Task description =
Copy all lines in which the word "JSON" can be found.

--- Start of Excerpted records ---

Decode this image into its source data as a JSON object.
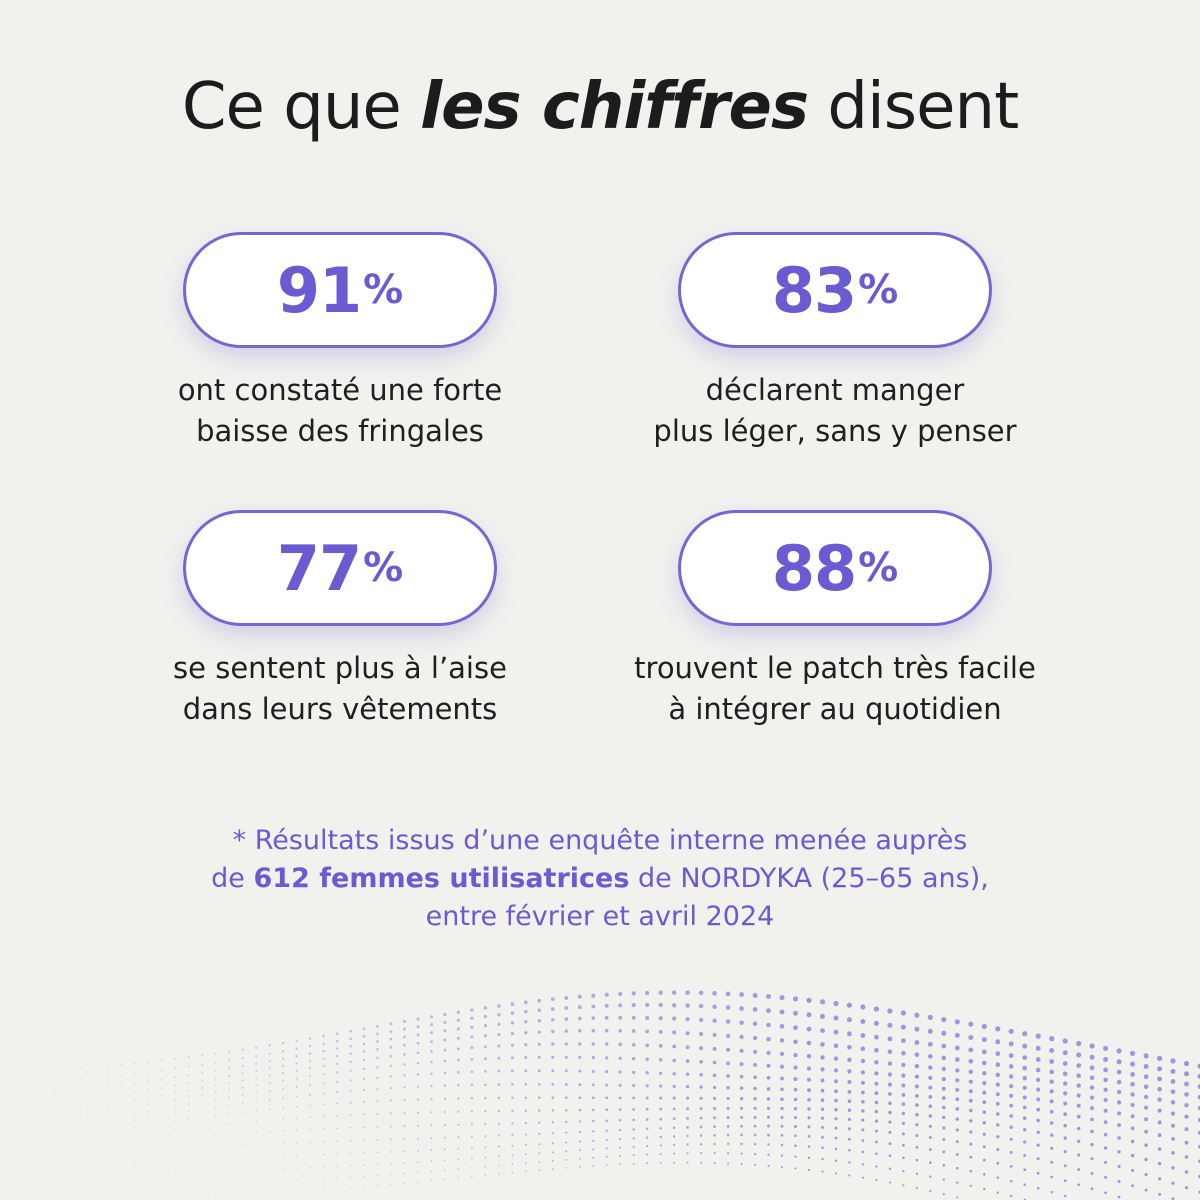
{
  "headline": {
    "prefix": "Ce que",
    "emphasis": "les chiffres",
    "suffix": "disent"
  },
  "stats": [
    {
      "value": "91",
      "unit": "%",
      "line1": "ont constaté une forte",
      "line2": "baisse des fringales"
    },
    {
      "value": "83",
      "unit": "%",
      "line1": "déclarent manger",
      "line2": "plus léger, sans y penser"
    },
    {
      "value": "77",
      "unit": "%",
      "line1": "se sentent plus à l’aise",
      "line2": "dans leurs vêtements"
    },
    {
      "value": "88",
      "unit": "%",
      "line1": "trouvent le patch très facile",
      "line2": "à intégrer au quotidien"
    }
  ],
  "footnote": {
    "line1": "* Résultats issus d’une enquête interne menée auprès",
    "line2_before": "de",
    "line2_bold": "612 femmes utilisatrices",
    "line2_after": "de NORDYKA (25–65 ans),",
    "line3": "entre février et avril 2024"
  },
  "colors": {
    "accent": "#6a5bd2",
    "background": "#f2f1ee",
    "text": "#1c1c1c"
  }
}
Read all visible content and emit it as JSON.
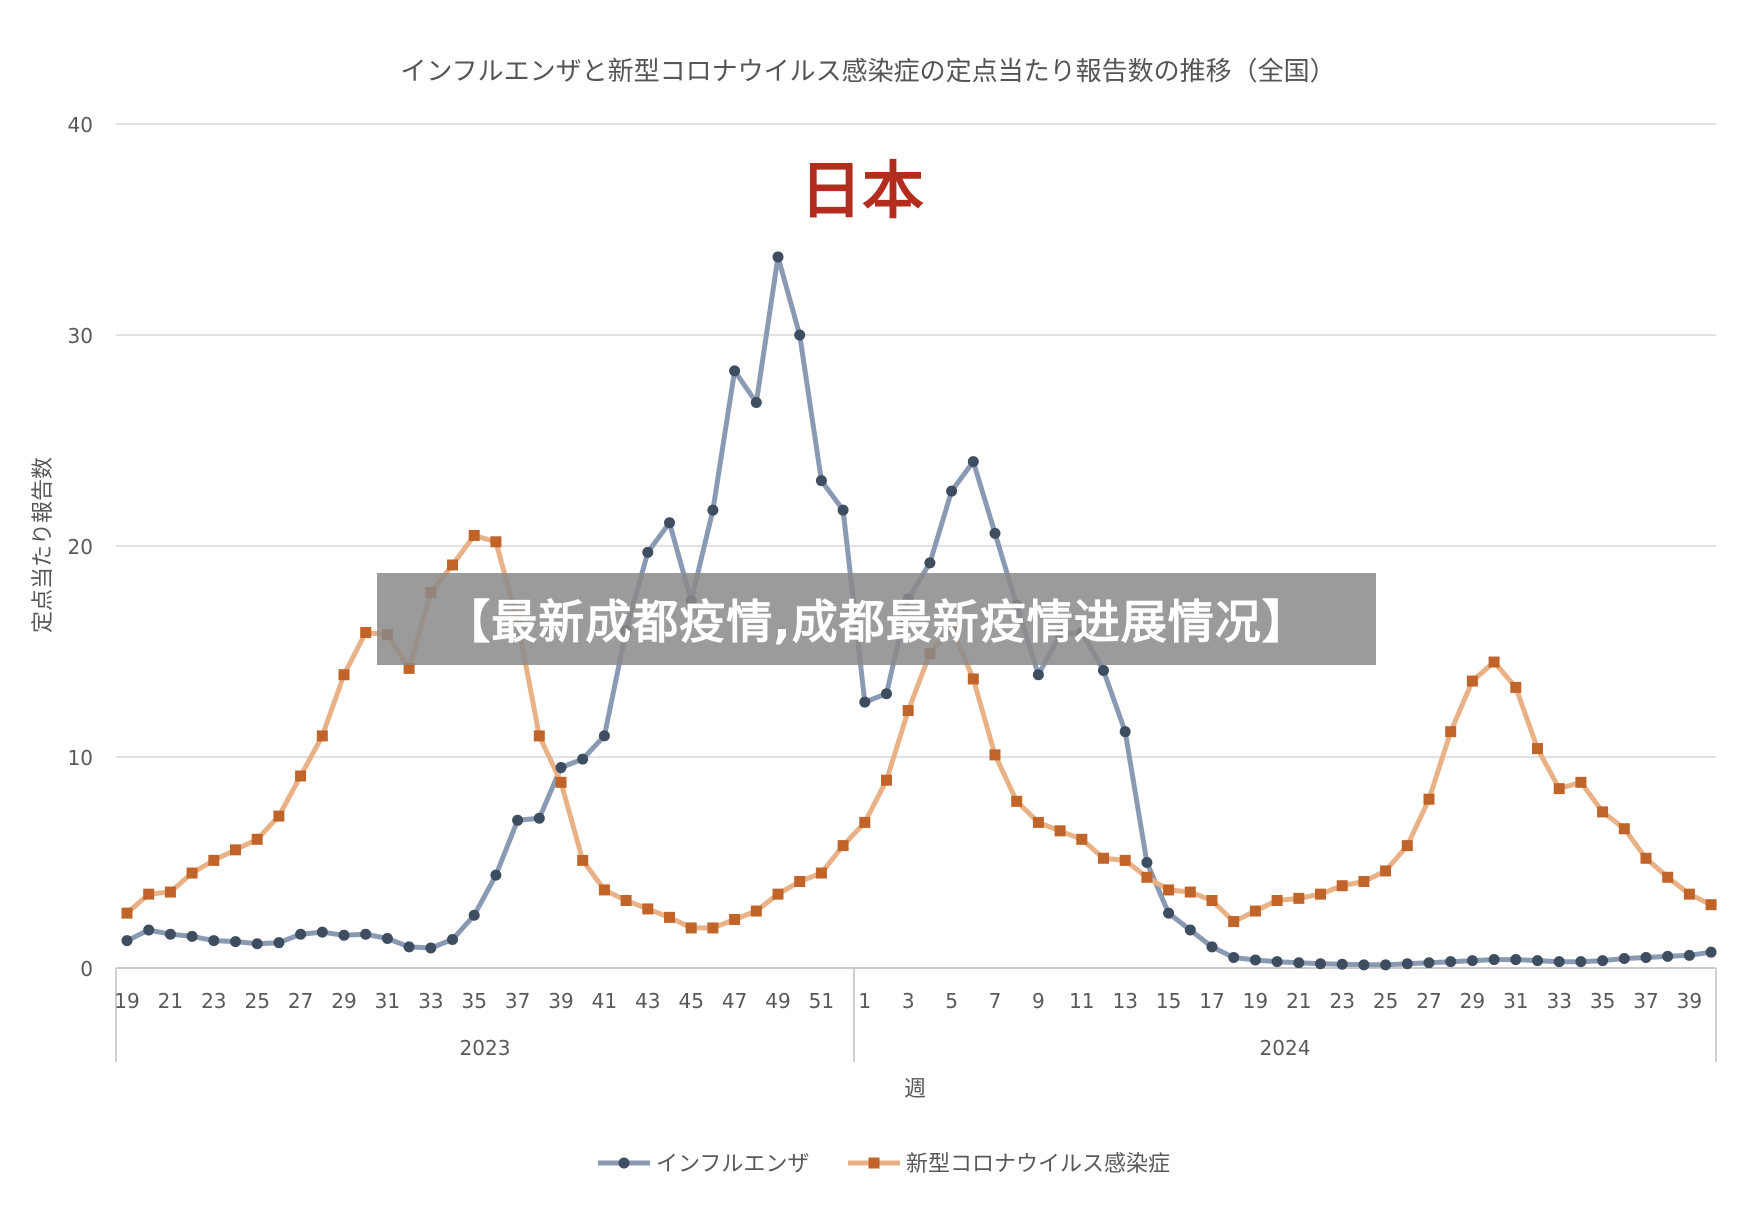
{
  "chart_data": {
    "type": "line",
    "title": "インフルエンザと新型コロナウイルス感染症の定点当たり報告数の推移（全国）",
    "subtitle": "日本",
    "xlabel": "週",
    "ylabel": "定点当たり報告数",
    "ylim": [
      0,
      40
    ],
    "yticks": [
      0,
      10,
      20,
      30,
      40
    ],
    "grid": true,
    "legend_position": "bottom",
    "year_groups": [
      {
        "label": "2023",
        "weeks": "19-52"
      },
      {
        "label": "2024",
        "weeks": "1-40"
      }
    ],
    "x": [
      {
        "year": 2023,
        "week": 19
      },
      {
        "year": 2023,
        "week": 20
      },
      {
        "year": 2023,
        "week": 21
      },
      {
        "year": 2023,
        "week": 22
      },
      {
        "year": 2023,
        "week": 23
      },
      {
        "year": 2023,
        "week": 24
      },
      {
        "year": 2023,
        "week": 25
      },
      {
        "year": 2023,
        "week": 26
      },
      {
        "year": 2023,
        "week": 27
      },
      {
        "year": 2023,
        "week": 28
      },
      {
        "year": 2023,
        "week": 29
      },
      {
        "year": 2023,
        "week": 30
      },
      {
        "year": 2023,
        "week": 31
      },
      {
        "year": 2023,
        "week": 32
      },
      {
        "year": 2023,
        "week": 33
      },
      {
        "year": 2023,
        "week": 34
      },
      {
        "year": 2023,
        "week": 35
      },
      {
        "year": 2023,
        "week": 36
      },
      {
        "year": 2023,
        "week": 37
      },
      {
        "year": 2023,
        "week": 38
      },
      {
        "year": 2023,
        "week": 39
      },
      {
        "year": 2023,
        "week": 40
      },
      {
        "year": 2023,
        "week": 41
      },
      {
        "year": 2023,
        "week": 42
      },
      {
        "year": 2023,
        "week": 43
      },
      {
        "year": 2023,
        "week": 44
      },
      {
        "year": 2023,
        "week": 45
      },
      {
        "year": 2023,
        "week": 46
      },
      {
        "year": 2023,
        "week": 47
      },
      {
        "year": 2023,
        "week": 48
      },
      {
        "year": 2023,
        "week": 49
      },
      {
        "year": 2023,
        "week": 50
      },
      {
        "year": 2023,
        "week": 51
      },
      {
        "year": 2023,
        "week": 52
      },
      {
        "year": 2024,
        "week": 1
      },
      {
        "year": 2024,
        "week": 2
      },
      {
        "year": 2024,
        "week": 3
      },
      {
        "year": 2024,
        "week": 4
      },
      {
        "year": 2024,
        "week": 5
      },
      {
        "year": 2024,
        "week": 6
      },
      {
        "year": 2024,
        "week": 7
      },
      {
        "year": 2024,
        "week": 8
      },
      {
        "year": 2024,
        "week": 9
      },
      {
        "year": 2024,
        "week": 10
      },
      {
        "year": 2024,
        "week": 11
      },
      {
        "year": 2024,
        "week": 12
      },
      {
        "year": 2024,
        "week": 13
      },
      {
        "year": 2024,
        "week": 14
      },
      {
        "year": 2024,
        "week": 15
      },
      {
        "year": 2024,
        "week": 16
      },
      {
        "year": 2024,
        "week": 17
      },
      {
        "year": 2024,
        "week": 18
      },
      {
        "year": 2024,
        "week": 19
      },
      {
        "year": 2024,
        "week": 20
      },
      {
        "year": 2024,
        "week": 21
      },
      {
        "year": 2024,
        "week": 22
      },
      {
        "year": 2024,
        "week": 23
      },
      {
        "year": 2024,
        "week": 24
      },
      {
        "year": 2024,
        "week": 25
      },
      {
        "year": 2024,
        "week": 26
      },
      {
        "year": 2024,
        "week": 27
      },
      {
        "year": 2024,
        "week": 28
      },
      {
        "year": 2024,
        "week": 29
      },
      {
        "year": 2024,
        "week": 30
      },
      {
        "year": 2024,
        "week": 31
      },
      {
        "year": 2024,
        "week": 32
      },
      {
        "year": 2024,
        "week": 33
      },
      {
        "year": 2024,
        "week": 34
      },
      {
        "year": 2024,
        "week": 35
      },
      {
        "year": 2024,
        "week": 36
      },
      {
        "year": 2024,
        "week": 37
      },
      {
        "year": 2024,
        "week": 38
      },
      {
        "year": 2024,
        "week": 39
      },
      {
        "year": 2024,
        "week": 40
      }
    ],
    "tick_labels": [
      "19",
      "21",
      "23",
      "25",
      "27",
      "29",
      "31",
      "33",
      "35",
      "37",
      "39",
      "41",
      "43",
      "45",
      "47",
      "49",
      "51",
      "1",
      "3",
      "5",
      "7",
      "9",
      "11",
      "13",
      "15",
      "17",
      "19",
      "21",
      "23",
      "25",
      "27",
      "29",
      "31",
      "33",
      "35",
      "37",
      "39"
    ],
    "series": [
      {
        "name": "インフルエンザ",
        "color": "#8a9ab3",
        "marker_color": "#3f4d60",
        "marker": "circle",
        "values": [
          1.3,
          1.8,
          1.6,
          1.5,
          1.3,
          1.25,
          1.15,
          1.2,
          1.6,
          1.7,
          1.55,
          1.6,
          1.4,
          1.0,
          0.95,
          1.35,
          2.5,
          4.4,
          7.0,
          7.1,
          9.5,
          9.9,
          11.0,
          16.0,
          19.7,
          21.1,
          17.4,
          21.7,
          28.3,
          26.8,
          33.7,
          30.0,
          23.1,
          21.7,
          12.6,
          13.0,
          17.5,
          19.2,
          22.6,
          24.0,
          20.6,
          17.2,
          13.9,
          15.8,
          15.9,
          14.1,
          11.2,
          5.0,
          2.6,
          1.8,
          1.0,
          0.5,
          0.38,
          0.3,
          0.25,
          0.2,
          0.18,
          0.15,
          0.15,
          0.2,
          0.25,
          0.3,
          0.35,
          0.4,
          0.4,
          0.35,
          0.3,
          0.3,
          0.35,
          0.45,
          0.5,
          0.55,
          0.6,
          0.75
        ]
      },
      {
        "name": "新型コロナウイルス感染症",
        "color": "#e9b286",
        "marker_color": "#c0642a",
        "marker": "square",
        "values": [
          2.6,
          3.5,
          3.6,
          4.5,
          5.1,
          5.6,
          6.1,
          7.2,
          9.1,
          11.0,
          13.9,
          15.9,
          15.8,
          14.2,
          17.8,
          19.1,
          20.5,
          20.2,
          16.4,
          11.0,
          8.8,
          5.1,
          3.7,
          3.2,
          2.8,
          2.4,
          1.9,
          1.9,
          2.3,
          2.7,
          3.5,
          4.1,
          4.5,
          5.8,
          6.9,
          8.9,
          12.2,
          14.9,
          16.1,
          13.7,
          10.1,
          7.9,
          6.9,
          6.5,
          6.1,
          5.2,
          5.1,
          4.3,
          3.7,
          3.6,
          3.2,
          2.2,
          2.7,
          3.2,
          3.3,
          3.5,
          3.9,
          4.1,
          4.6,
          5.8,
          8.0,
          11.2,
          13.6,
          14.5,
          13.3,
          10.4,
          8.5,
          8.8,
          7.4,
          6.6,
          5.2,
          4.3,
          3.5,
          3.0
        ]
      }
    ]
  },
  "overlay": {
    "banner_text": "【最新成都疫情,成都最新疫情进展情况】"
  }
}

--- End of Excerpted records ---
--- Start of Excerpted records ---

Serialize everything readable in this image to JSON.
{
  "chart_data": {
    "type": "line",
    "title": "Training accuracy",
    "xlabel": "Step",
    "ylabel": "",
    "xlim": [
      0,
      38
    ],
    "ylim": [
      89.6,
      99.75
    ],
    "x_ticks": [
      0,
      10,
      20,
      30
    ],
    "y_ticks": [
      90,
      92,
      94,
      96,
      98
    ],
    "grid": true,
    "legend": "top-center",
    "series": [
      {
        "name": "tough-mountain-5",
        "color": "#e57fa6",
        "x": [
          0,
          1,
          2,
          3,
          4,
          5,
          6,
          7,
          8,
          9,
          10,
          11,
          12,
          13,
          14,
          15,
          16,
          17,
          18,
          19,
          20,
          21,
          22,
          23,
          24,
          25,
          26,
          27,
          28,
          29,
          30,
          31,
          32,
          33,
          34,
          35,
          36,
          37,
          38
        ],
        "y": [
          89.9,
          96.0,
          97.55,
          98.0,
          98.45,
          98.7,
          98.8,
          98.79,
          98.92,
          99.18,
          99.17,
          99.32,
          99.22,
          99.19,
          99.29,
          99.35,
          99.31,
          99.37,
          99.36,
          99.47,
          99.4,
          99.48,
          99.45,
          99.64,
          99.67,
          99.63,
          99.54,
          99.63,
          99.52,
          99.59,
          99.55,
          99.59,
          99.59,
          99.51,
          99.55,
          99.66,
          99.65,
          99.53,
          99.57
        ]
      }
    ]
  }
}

--- End of Excerpted records ---
--- Start of Excerpted records ---

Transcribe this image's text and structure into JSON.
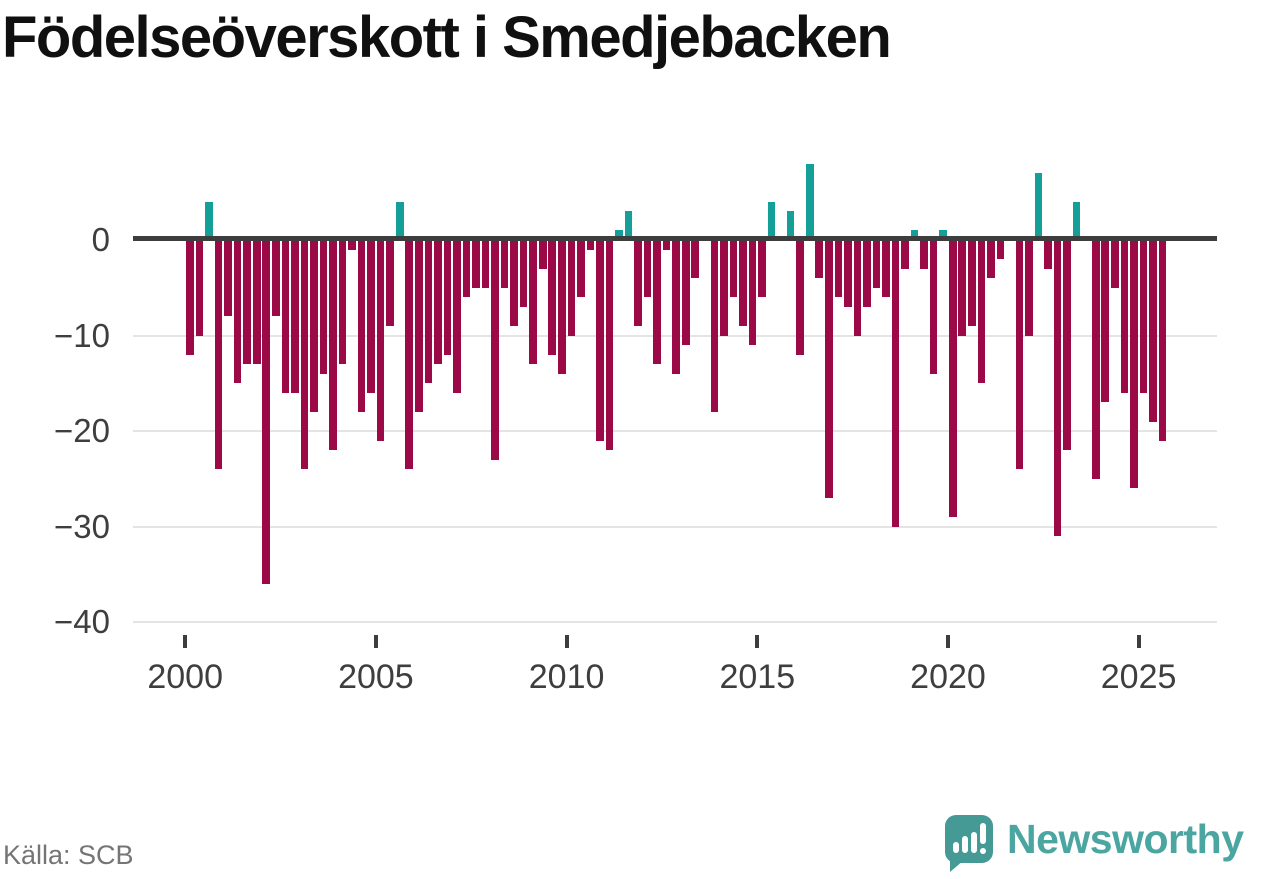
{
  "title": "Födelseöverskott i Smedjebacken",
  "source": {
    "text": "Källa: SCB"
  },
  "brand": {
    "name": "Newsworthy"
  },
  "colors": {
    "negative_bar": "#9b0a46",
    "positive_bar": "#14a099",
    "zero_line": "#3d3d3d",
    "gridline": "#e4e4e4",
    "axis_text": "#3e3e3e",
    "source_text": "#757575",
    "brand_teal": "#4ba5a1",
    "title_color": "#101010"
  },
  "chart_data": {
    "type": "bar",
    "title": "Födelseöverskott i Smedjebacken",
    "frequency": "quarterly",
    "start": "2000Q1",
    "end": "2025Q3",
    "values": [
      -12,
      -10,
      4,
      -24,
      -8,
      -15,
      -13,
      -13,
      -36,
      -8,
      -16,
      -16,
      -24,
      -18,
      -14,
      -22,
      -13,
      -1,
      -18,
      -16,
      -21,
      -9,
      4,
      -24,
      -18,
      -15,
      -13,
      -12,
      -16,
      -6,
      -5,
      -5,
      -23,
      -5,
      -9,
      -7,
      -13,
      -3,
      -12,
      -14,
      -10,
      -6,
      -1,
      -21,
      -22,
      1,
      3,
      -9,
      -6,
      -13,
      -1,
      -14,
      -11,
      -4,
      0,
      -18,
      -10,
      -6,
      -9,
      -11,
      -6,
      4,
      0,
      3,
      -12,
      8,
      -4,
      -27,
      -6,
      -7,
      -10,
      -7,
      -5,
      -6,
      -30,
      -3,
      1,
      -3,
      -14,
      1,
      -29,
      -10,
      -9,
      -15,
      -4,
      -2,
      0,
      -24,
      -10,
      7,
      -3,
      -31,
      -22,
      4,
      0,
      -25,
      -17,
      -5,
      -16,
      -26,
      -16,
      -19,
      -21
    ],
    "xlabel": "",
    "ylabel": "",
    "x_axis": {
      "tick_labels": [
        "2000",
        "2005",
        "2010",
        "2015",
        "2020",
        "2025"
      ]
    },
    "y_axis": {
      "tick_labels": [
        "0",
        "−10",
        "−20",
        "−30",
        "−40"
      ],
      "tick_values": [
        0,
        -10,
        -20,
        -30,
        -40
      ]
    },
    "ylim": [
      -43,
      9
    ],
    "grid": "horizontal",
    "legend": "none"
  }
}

--- End of Excerpted records ---

Task answer =
Decode this image into its source data as a JSON object.
Read all visible content and emit it as JSON.
Serialize everything readable in this image to JSON.
Transcribe this image's text and structure into JSON.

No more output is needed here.